### Job
Transcribe every entry word for word, leaving out all images.

start Data for this task

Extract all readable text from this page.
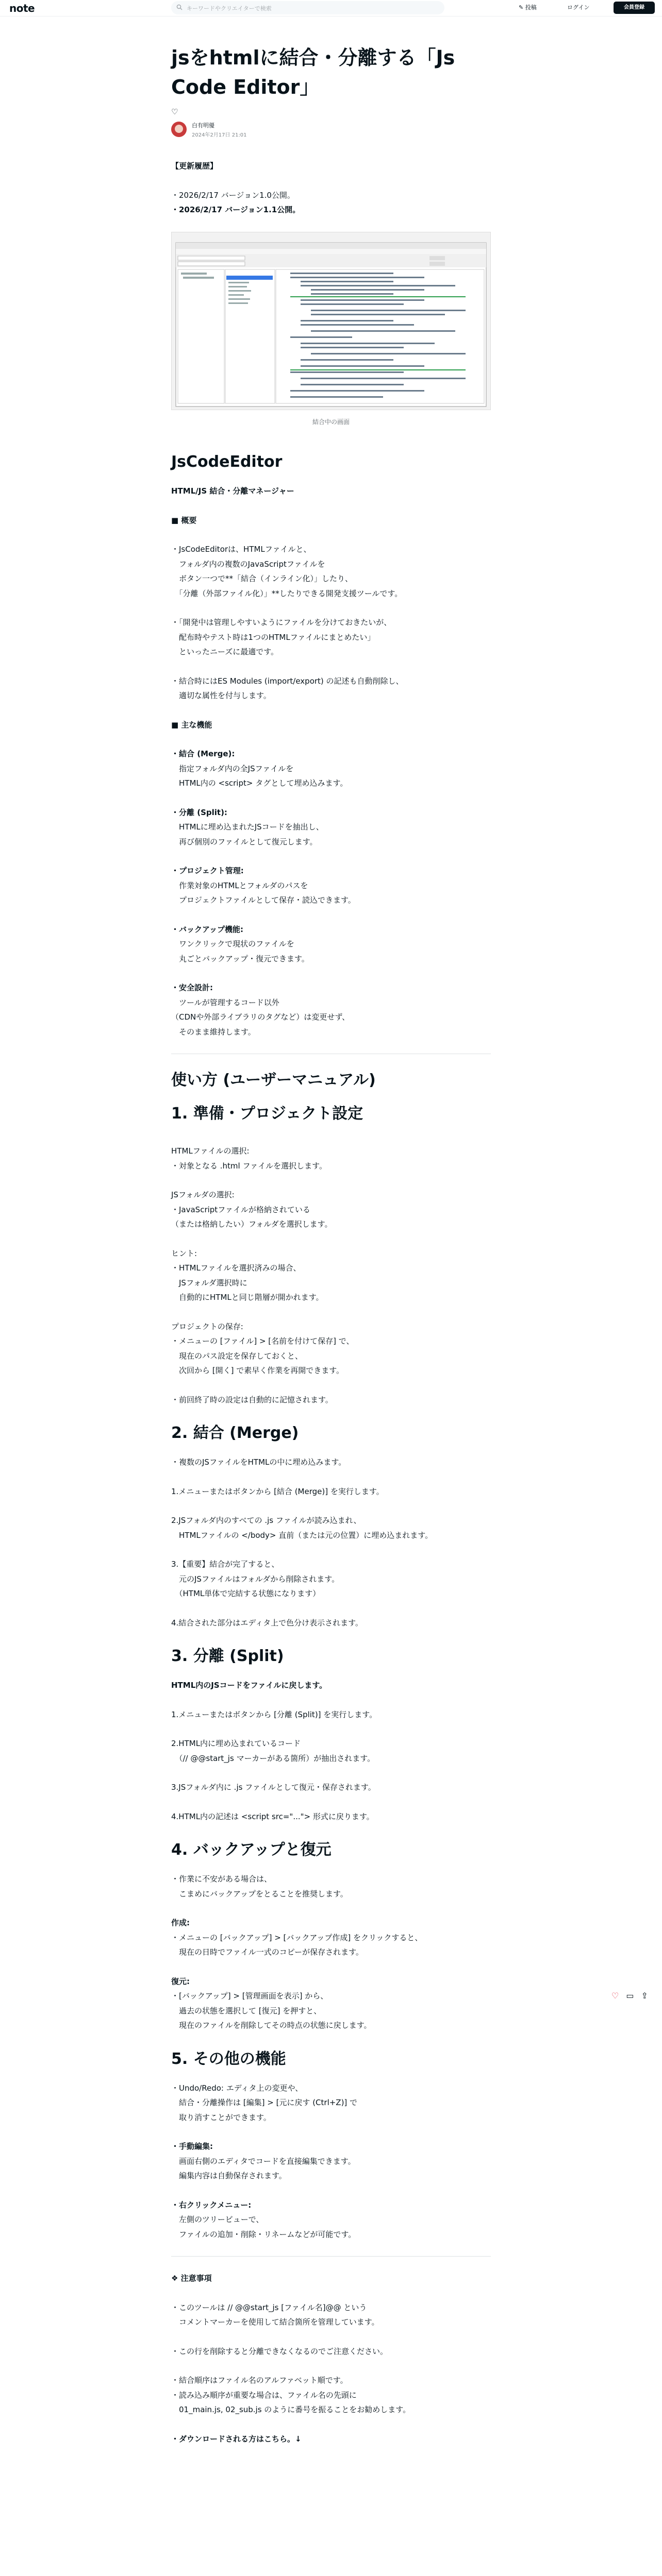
note	キーワードやクリエイターで検索	✎ 投稿	ログイン	会員登録
jsをhtmlに結合・分離する「Js Code Editor」
♡
白有明優
2024年2月17日 21:01

【更新履歴】

・2026/2/17 バージョン1.0公開。
・2026/2/17 バージョン1.1公開。

結合中の画面
JsCodeEditor

HTML/JS 結合・分離マネージャー

■ 概要

・JsCodeEditorは、HTMLファイルと、
　フォルダ内の複数のJavaScriptファイルを
　ボタン一つで**「結合（インライン化）」したり、
　「分離（外部ファイル化）」**したりできる開発支援ツールです。

・「開発中は管理しやすいようにファイルを分けておきたいが、
　配布時やテスト時は1つのHTMLファイルにまとめたい」
　といったニーズに最適です。

・結合時にはES Modules (import/export) の記述も自動削除し、
　適切な属性を付与します。

■ 主な機能

・結合 (Merge):
　指定フォルダ内の全JSファイルを
　HTML内の <script> タグとして埋め込みます。

・分離 (Split):
　HTMLに埋め込まれたJSコードを抽出し、
　再び個別のファイルとして復元します。

・プロジェクト管理:
　作業対象のHTMLとフォルダのパスを
　プロジェクトファイルとして保存・読込できます。

・バックアップ機能:
　ワンクリックで現状のファイルを
　丸ごとバックアップ・復元できます。

・安全設計:
　ツールが管理するコード以外
（CDNや外部ライブラリのタグなど）は変更せず、
　そのまま維持します。

使い方 (ユーザーマニュアル)
1. 準備・プロジェクト設定

HTMLファイルの選択:
・対象となる .html ファイルを選択します。

JSフォルダの選択:
・JavaScriptファイルが格納されている
（または格納したい）フォルダを選択します。

ヒント:
・HTMLファイルを選択済みの場合、
　JSフォルダ選択時に
　自動的にHTMLと同じ階層が開かれます。

プロジェクトの保存:
・メニューの [ファイル] > [名前を付けて保存] で、
　現在のパス設定を保存しておくと、
　次回から [開く] で素早く作業を再開できます。

・前回終了時の設定は自動的に記憶されます。

2. 結合 (Merge)

・複数のJSファイルをHTMLの中に埋め込みます。

1.メニューまたはボタンから [結合 (Merge)] を実行します。

2.JSフォルダ内のすべての .js ファイルが読み込まれ、
　HTMLファイルの </body> 直前（または元の位置）に埋め込まれます。

3.【重要】結合が完了すると、
　元のJSファイルはフォルダから削除されます。
　（HTML単体で完結する状態になります）

4.結合された部分はエディタ上で色分け表示されます。

3. 分離 (Split)

HTML内のJSコードをファイルに戻します。

1.メニューまたはボタンから [分離 (Split)] を実行します。

2.HTML内に埋め込まれているコード
　（// @@start_js マーカーがある箇所）が抽出されます。

3.JSフォルダ内に .js ファイルとして復元・保存されます。

4.HTML内の記述は <script src="..."> 形式に戻ります。

4. バックアップと復元

・作業に不安がある場合は、
　こまめにバックアップをとることを推奨します。

作成:
・メニューの [バックアップ] > [バックアップ作成] をクリックすると、
　現在の日時でファイル一式のコピーが保存されます。

復元:
・[バックアップ] > [管理画面を表示] から、
　過去の状態を選択して [復元] を押すと、
　現在のファイルを削除してその時点の状態に戻します。

5. その他の機能

・Undo/Redo: エディタ上の変更や、
　結合・分離操作は [編集] > [元に戻す (Ctrl+Z)] で
　取り消すことができます。

・手動編集:
　画面右側のエディタでコードを直接編集できます。
　編集内容は自動保存されます。

・右クリックメニュー:
　左側のツリービューで、
　ファイルの追加・削除・リネームなどが可能です。

❖ 注意事項

・このツールは // @@start_js [ファイル名]@@ という
　コメントマーカーを使用して結合箇所を管理しています。

・この行を削除すると分離できなくなるのでご注意ください。

・結合順序はファイル名のアルファベット順です。
・読み込み順序が重要な場合は、ファイル名の先頭に
　01_main.js, 02_sub.js のように番号を振ることをお勧めします。

・ダウンロードされる方はこちら。↓

♡ ▭ ⇪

end Data for this task

### Exercise answer
Extract all readable text from this page.
note	キーワードやクリエイターで検索	✎ 投稿	ログイン	会員登録
jsをhtmlに結合・分離する「Js Code Editor」
♡
白有明優
2024年2月17日 21:01

【更新履歴】

・2026/2/17 バージョン1.0公開。
・2026/2/17 バージョン1.1公開。

結合中の画面
JsCodeEditor

HTML/JS 結合・分離マネージャー

■ 概要

・JsCodeEditorは、HTMLファイルと、
　フォルダ内の複数のJavaScriptファイルを
　ボタン一つで**「結合（インライン化）」したり、
　「分離（外部ファイル化）」**したりできる開発支援ツールです。

・「開発中は管理しやすいようにファイルを分けておきたいが、
　配布時やテスト時は1つのHTMLファイルにまとめたい」
　といったニーズに最適です。

・結合時にはES Modules (import/export) の記述も自動削除し、
　適切な属性を付与します。

■ 主な機能

・結合 (Merge):
　指定フォルダ内の全JSファイルを
　HTML内の <script> タグとして埋め込みます。

・分離 (Split):
　HTMLに埋め込まれたJSコードを抽出し、
　再び個別のファイルとして復元します。

・プロジェクト管理:
　作業対象のHTMLとフォルダのパスを
　プロジェクトファイルとして保存・読込できます。

・バックアップ機能:
　ワンクリックで現状のファイルを
　丸ごとバックアップ・復元できます。

・安全設計:
　ツールが管理するコード以外
（CDNや外部ライブラリのタグなど）は変更せず、
　そのまま維持します。

使い方 (ユーザーマニュアル)
1. 準備・プロジェクト設定

HTMLファイルの選択:
・対象となる .html ファイルを選択します。

JSフォルダの選択:
・JavaScriptファイルが格納されている
（または格納したい）フォルダを選択します。

ヒント:
・HTMLファイルを選択済みの場合、
　JSフォルダ選択時に
　自動的にHTMLと同じ階層が開かれます。

プロジェクトの保存:
・メニューの [ファイル] > [名前を付けて保存] で、
　現在のパス設定を保存しておくと、
　次回から [開く] で素早く作業を再開できます。

・前回終了時の設定は自動的に記憶されます。

2. 結合 (Merge)

・複数のJSファイルをHTMLの中に埋め込みます。

1.メニューまたはボタンから [結合 (Merge)] を実行します。

2.JSフォルダ内のすべての .js ファイルが読み込まれ、
　HTMLファイルの </body> 直前（または元の位置）に埋め込まれます。

3.【重要】結合が完了すると、
　元のJSファイルはフォルダから削除されます。
　（HTML単体で完結する状態になります）

4.結合された部分はエディタ上で色分け表示されます。

3. 分離 (Split)

HTML内のJSコードをファイルに戻します。

1.メニューまたはボタンから [分離 (Split)] を実行します。

2.HTML内に埋め込まれているコード
　（// @@start_js マーカーがある箇所）が抽出されます。

3.JSフォルダ内に .js ファイルとして復元・保存されます。

4.HTML内の記述は <script src="..."> 形式に戻ります。

4. バックアップと復元

・作業に不安がある場合は、
　こまめにバックアップをとることを推奨します。

作成:
・メニューの [バックアップ] > [バックアップ作成] をクリックすると、
　現在の日時でファイル一式のコピーが保存されます。

復元:
・[バックアップ] > [管理画面を表示] から、
　過去の状態を選択して [復元] を押すと、
　現在のファイルを削除してその時点の状態に戻します。

5. その他の機能

・Undo/Redo: エディタ上の変更や、
　結合・分離操作は [編集] > [元に戻す (Ctrl+Z)] で
　取り消すことができます。

・手動編集:
　画面右側のエディタでコードを直接編集できます。
　編集内容は自動保存されます。

・右クリックメニュー:
　左側のツリービューで、
　ファイルの追加・削除・リネームなどが可能です。

❖ 注意事項

・このツールは // @@start_js [ファイル名]@@ という
　コメントマーカーを使用して結合箇所を管理しています。

・この行を削除すると分離できなくなるのでご注意ください。

・結合順序はファイル名のアルファベット順です。
・読み込み順序が重要な場合は、ファイル名の先頭に
　01_main.js, 02_sub.js のように番号を振ることをお勧めします。

・ダウンロードされる方はこちら。↓

♡ ▭ ⇪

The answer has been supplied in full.